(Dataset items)
******
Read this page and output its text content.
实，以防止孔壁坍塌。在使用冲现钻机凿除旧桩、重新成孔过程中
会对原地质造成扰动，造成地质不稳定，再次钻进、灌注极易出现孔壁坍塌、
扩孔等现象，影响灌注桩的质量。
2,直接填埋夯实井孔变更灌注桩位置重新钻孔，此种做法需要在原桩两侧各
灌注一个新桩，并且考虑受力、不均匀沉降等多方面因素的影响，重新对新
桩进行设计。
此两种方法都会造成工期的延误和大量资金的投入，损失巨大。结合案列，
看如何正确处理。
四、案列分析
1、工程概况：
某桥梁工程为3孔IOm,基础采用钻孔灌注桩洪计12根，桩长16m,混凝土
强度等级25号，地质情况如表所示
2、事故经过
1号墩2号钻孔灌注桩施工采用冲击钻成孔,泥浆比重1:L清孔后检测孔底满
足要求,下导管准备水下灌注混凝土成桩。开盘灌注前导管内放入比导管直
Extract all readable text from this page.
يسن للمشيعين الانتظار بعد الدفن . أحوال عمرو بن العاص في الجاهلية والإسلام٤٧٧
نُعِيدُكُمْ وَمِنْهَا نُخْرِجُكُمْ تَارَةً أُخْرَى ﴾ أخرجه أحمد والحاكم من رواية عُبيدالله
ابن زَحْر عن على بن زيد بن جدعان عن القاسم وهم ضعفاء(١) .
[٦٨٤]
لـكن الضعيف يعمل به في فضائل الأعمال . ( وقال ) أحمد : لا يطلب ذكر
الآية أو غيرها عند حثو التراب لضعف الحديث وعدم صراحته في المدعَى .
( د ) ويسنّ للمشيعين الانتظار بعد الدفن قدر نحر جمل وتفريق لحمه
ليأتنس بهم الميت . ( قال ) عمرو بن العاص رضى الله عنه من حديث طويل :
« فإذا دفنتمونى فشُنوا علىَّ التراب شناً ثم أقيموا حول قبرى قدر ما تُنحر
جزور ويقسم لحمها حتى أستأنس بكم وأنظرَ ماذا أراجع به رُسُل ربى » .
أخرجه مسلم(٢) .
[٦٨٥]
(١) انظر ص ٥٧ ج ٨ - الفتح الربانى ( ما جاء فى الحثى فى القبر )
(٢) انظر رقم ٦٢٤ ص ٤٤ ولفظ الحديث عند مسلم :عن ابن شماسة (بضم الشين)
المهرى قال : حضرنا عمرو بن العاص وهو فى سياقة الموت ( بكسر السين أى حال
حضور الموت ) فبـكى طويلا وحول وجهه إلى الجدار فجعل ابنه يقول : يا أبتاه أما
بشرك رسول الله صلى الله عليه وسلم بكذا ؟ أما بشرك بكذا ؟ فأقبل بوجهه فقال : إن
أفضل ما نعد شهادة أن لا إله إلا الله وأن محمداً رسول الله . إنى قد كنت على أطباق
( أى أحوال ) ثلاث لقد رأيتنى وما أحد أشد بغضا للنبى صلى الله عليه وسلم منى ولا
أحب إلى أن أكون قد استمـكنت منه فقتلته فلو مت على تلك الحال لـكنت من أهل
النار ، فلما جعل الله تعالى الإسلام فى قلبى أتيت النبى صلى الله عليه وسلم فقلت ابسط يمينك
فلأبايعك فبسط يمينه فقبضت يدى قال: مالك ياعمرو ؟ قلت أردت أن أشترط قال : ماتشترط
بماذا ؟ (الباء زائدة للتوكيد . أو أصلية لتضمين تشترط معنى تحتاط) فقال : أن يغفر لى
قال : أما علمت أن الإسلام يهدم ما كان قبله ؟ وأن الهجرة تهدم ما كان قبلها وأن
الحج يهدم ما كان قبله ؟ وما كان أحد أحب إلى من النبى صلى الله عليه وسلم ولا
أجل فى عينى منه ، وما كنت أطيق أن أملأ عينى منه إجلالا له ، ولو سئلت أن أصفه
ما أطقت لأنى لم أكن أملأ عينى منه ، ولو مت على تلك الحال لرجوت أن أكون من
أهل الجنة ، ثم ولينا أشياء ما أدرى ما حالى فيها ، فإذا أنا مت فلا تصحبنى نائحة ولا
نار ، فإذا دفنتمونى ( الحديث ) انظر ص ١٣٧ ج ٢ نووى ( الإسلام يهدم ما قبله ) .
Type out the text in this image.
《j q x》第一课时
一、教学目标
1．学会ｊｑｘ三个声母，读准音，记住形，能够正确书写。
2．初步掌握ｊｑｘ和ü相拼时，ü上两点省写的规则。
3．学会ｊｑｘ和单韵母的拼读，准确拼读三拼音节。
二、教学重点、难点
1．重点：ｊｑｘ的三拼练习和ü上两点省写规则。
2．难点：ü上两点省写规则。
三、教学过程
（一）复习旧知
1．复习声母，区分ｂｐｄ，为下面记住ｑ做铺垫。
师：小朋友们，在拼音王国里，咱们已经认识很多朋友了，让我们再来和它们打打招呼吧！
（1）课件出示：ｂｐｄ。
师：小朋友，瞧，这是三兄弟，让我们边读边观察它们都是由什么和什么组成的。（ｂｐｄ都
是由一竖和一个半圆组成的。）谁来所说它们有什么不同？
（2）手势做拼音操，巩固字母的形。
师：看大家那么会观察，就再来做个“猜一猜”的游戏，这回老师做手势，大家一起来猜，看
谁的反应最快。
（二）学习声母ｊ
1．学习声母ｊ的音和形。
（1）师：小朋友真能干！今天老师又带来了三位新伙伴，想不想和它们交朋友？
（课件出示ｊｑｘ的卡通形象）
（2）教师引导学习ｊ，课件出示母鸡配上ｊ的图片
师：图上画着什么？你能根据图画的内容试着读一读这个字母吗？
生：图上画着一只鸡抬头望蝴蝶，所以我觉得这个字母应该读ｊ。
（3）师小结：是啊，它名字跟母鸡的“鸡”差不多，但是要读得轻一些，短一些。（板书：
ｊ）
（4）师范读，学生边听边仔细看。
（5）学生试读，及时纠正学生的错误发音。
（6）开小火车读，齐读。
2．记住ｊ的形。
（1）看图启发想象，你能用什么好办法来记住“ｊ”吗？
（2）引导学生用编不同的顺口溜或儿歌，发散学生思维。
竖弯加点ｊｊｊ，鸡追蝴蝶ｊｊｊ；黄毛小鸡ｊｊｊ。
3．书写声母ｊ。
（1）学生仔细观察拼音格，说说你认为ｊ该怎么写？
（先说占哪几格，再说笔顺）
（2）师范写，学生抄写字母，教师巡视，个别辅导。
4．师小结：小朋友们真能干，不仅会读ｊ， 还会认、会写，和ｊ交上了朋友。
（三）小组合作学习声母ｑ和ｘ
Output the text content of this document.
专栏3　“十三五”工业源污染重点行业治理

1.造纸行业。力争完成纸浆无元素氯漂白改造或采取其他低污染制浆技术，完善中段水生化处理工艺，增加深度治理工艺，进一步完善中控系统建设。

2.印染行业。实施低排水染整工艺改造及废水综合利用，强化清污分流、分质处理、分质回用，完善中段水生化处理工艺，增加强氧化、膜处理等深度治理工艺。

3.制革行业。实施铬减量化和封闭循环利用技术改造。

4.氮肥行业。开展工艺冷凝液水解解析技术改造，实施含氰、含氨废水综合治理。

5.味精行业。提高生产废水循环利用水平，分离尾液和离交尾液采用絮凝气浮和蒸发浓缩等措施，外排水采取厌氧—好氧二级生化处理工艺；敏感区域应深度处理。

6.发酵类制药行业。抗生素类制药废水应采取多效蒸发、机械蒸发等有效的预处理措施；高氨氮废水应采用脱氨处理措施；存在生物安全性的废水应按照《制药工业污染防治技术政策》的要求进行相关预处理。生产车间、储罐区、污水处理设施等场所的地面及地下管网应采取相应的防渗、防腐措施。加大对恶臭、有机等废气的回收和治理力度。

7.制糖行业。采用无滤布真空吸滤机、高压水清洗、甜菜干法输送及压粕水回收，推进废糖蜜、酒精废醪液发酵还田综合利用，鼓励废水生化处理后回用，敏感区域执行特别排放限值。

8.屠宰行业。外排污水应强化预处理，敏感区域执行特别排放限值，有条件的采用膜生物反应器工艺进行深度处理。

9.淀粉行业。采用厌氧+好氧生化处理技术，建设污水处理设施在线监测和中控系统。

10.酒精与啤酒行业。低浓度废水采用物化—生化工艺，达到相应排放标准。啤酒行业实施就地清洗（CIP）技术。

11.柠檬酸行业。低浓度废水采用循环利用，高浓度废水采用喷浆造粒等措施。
******
[What you will do]: Find all lines holding the string "مسلم" and copy them.

[Output]:
أخرجه مسلم(٢) .
(٢) انظر رقم ٦٢٤ ص ٤٤ ولفظ الحديث عند مسلم :عن ابن شماسة (بضم الشين)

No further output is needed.